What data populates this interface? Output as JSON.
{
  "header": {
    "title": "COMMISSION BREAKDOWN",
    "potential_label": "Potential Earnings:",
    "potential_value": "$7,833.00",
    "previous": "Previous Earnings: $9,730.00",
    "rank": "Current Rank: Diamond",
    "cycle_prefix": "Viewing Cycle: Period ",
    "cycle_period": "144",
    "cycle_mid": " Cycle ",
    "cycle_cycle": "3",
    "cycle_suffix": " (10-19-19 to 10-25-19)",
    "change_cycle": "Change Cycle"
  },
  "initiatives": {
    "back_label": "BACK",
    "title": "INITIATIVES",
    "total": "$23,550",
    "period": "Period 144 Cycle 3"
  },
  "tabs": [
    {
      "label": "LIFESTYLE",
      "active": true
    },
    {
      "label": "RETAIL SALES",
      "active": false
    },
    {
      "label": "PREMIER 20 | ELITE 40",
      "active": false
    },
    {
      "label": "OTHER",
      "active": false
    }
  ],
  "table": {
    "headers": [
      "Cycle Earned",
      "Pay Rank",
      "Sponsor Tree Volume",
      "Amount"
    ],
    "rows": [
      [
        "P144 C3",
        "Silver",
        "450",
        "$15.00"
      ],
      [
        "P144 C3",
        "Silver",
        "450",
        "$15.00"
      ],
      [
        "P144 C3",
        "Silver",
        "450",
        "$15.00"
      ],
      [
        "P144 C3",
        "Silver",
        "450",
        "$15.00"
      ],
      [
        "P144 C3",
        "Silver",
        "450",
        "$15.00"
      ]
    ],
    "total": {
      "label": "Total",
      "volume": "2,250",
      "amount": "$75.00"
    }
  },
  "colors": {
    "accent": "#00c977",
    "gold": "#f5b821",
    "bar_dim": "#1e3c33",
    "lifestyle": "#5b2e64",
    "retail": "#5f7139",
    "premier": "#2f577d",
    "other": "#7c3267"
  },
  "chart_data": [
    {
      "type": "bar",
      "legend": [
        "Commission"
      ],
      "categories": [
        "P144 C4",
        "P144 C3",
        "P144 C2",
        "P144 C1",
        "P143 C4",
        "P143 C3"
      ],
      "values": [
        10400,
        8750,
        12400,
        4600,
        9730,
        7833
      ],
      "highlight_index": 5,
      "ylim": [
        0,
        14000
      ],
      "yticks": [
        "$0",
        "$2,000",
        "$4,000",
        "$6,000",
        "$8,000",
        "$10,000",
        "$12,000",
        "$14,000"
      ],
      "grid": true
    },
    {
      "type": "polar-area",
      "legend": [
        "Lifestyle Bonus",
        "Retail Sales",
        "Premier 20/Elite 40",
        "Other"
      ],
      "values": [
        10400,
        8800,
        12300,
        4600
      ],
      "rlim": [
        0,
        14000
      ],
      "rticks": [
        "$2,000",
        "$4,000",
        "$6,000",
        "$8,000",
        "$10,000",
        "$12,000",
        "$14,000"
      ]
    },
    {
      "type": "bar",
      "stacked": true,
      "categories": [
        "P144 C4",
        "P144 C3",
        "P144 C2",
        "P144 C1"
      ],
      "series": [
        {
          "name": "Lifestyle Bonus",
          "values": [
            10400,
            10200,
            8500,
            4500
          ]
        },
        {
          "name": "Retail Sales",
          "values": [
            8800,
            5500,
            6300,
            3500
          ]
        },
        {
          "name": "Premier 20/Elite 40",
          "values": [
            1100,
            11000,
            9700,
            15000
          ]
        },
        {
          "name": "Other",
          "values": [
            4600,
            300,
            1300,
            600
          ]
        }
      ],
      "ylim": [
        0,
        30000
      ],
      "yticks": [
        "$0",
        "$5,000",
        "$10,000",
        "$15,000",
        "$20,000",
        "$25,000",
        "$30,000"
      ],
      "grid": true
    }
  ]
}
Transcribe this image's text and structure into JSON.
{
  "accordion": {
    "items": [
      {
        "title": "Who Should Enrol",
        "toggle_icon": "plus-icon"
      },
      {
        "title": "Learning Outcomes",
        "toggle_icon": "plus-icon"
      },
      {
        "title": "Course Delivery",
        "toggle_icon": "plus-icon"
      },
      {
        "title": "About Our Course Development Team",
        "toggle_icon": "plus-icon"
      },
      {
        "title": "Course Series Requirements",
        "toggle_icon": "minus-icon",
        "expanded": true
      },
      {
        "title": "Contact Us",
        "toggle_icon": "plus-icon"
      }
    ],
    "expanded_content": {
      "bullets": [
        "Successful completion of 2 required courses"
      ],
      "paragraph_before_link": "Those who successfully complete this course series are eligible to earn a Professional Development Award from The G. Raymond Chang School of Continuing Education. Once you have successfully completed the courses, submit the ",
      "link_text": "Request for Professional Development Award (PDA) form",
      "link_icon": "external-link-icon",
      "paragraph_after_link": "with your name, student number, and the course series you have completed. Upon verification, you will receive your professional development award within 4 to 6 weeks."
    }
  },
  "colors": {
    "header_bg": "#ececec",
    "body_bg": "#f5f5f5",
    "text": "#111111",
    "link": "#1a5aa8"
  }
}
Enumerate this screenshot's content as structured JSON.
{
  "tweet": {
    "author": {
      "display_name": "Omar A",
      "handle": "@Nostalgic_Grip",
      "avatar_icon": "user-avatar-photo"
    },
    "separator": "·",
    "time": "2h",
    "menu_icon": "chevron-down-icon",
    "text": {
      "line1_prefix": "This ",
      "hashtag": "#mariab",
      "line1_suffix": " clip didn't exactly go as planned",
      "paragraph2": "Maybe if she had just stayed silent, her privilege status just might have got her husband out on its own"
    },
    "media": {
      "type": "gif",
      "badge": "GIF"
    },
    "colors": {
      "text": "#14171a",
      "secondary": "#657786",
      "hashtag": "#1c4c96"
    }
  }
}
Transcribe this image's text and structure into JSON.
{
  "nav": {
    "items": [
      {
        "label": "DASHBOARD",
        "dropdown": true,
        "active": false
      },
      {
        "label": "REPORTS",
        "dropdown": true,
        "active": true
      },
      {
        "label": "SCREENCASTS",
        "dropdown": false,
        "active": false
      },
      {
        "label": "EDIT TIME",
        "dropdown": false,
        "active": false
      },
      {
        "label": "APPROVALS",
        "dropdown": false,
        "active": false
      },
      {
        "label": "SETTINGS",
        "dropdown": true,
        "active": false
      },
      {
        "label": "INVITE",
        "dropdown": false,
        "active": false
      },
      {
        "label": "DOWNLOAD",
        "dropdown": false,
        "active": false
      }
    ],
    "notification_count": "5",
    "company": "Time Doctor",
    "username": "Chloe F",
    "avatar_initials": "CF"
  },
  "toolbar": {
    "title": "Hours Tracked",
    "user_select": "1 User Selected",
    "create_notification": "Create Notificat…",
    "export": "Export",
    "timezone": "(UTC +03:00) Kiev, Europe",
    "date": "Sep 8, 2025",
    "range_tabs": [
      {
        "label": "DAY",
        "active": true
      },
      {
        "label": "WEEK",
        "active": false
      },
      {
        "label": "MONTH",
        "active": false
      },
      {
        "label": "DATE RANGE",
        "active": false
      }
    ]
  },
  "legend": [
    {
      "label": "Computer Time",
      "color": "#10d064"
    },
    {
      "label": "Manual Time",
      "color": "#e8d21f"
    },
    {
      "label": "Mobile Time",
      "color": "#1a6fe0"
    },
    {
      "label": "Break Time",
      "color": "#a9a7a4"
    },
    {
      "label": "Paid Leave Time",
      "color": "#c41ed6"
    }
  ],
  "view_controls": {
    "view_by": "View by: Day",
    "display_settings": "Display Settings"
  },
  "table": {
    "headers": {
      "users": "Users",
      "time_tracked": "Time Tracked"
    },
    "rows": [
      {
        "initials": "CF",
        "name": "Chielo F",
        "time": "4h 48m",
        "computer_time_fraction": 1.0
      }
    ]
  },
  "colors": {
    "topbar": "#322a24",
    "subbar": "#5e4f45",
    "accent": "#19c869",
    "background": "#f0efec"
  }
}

*****

INSTRUCTIONS TO FOLLOW
Print back all the lines verbatim.

RESULT
What data populates this interface? Output as JSON.
{
  "header": {
    "title": "COMMISSION BREAKDOWN",
    "potential_label": "Potential Earnings:",
    "potential_value": "$7,833.00",
    "previous": "Previous Earnings: $9,730.00",
    "rank": "Current Rank: Diamond",
    "cycle_prefix": "Viewing Cycle: Period ",
    "cycle_period": "144",
    "cycle_mid": " Cycle ",
    "cycle_cycle": "3",
    "cycle_suffix": " (10-19-19 to 10-25-19)",
    "change_cycle": "Change Cycle"
  },
  "initiatives": {
    "back_label": "BACK",
    "title": "INITIATIVES",
    "total": "$23,550",
    "period": "Period 144 Cycle 3"
  },
  "tabs": [
    {
      "label": "LIFESTYLE",
      "active": true
    },
    {
      "label": "RETAIL SALES",
      "active": false
    },
    {
      "label": "PREMIER 20 | ELITE 40",
      "active": false
    },
    {
      "label": "OTHER",
      "active": false
    }
  ],
  "table": {
    "headers": [
      "Cycle Earned",
      "Pay Rank",
      "Sponsor Tree Volume",
      "Amount"
    ],
    "rows": [
      [
        "P144 C3",
        "Silver",
        "450",
        "$15.00"
      ],
      [
        "P144 C3",
        "Silver",
        "450",
        "$15.00"
      ],
      [
        "P144 C3",
        "Silver",
        "450",
        "$15.00"
      ],
      [
        "P144 C3",
        "Silver",
        "450",
        "$15.00"
      ],
      [
        "P144 C3",
        "Silver",
        "450",
        "$15.00"
      ]
    ],
    "total": {
      "label": "Total",
      "volume": "2,250",
      "amount": "$75.00"
    }
  },
  "colors": {
    "accent": "#00c977",
    "gold": "#f5b821",
    "bar_dim": "#1e3c33",
    "lifestyle": "#5b2e64",
    "retail": "#5f7139",
    "premier": "#2f577d",
    "other": "#7c3267"
  },
  "chart_data": [
    {
      "type": "bar",
      "legend": [
        "Commission"
      ],
      "categories": [
        "P144 C4",
        "P144 C3",
        "P144 C2",
        "P144 C1",
        "P143 C4",
        "P143 C3"
      ],
      "values": [
        10400,
        8750,
        12400,
        4600,
        9730,
        7833
      ],
      "highlight_index": 5,
      "ylim": [
        0,
        14000
      ],
      "yticks": [
        "$0",
        "$2,000",
        "$4,000",
        "$6,000",
        "$8,000",
        "$10,000",
        "$12,000",
        "$14,000"
      ],
      "grid": true
    },
    {
      "type": "polar-area",
      "legend": [
        "Lifestyle Bonus",
        "Retail Sales",
        "Premier 20/Elite 40",
        "Other"
      ],
      "values": [
        10400,
        8800,
        12300,
        4600
      ],
      "rlim": [
        0,
        14000
      ],
      "rticks": [
        "$2,000",
        "$4,000",
        "$6,000",
        "$8,000",
        "$10,000",
        "$12,000",
        "$14,000"
      ]
    },
    {
      "type": "bar",
      "stacked": true,
      "categories": [
        "P144 C4",
        "P144 C3",
        "P144 C2",
        "P144 C1"
      ],
      "series": [
        {
          "name": "Lifestyle Bonus",
          "values": [
            10400,
            10200,
            8500,
            4500
          ]
        },
        {
          "name": "Retail Sales",
          "values": [
            8800,
            5500,
            6300,
            3500
          ]
        },
        {
          "name": "Premier 20/Elite 40",
          "values": [
            1100,
            11000,
            9700,
            15000
          ]
        },
        {
          "name": "Other",
          "values": [
            4600,
            300,
            1300,
            600
          ]
        }
      ],
      "ylim": [
        0,
        30000
      ],
      "yticks": [
        "$0",
        "$5,000",
        "$10,000",
        "$15,000",
        "$20,000",
        "$25,000",
        "$30,000"
      ],
      "grid": true
    }
  ]
}
Transcribe this image's text and structure into JSON.
{
  "accordion": {
    "items": [
      {
        "title": "Who Should Enrol",
        "toggle_icon": "plus-icon"
      },
      {
        "title": "Learning Outcomes",
        "toggle_icon": "plus-icon"
      },
      {
        "title": "Course Delivery",
        "toggle_icon": "plus-icon"
      },
      {
        "title": "About Our Course Development Team",
        "toggle_icon": "plus-icon"
      },
      {
        "title": "Course Series Requirements",
        "toggle_icon": "minus-icon",
        "expanded": true
      },
      {
        "title": "Contact Us",
        "toggle_icon": "plus-icon"
      }
    ],
    "expanded_content": {
      "bullets": [
        "Successful completion of 2 required courses"
      ],
      "paragraph_before_link": "Those who successfully complete this course series are eligible to earn a Professional Development Award from The G. Raymond Chang School of Continuing Education. Once you have successfully completed the courses, submit the ",
      "link_text": "Request for Professional Development Award (PDA) form",
      "link_icon": "external-link-icon",
      "paragraph_after_link": "with your name, student number, and the course series you have completed. Upon verification, you will receive your professional development award within 4 to 6 weeks."
    }
  },
  "colors": {
    "header_bg": "#ececec",
    "body_bg": "#f5f5f5",
    "text": "#111111",
    "link": "#1a5aa8"
  }
}
Enumerate this screenshot's content as structured JSON.
{
  "tweet": {
    "author": {
      "display_name": "Omar A",
      "handle": "@Nostalgic_Grip",
      "avatar_icon": "user-avatar-photo"
    },
    "separator": "·",
    "time": "2h",
    "menu_icon": "chevron-down-icon",
    "text": {
      "line1_prefix": "This ",
      "hashtag": "#mariab",
      "line1_suffix": " clip didn't exactly go as planned",
      "paragraph2": "Maybe if she had just stayed silent, her privilege status just might have got her husband out on its own"
    },
    "media": {
      "type": "gif",
      "badge": "GIF"
    },
    "colors": {
      "text": "#14171a",
      "secondary": "#657786",
      "hashtag": "#1c4c96"
    }
  }
}
Transcribe this image's text and structure into JSON.
{
  "nav": {
    "items": [
      {
        "label": "DASHBOARD",
        "dropdown": true,
        "active": false
      },
      {
        "label": "REPORTS",
        "dropdown": true,
        "active": true
      },
      {
        "label": "SCREENCASTS",
        "dropdown": false,
        "active": false
      },
      {
        "label": "EDIT TIME",
        "dropdown": false,
        "active": false
      },
      {
        "label": "APPROVALS",
        "dropdown": false,
        "active": false
      },
      {
        "label": "SETTINGS",
        "dropdown": true,
        "active": false
      },
      {
        "label": "INVITE",
        "dropdown": false,
        "active": false
      },
      {
        "label": "DOWNLOAD",
        "dropdown": false,
        "active": false
      }
    ],
    "notification_count": "5",
    "company": "Time Doctor",
    "username": "Chloe F",
    "avatar_initials": "CF"
  },
  "toolbar": {
    "title": "Hours Tracked",
    "user_select": "1 User Selected",
    "create_notification": "Create Notificat…",
    "export": "Export",
    "timezone": "(UTC +03:00) Kiev, Europe",
    "date": "Sep 8, 2025",
    "range_tabs": [
      {
        "label": "DAY",
        "active": true
      },
      {
        "label": "WEEK",
        "active": false
      },
      {
        "label": "MONTH",
        "active": false
      },
      {
        "label": "DATE RANGE",
        "active": false
      }
    ]
  },
  "legend": [
    {
      "label": "Computer Time",
      "color": "#10d064"
    },
    {
      "label": "Manual Time",
      "color": "#e8d21f"
    },
    {
      "label": "Mobile Time",
      "color": "#1a6fe0"
    },
    {
      "label": "Break Time",
      "color": "#a9a7a4"
    },
    {
      "label": "Paid Leave Time",
      "color": "#c41ed6"
    }
  ],
  "view_controls": {
    "view_by": "View by: Day",
    "display_settings": "Display Settings"
  },
  "table": {
    "headers": {
      "users": "Users",
      "time_tracked": "Time Tracked"
    },
    "rows": [
      {
        "initials": "CF",
        "name": "Chielo F",
        "time": "4h 48m",
        "computer_time_fraction": 1.0
      }
    ]
  },
  "colors": {
    "topbar": "#322a24",
    "subbar": "#5e4f45",
    "accent": "#19c869",
    "background": "#f0efec"
  }
}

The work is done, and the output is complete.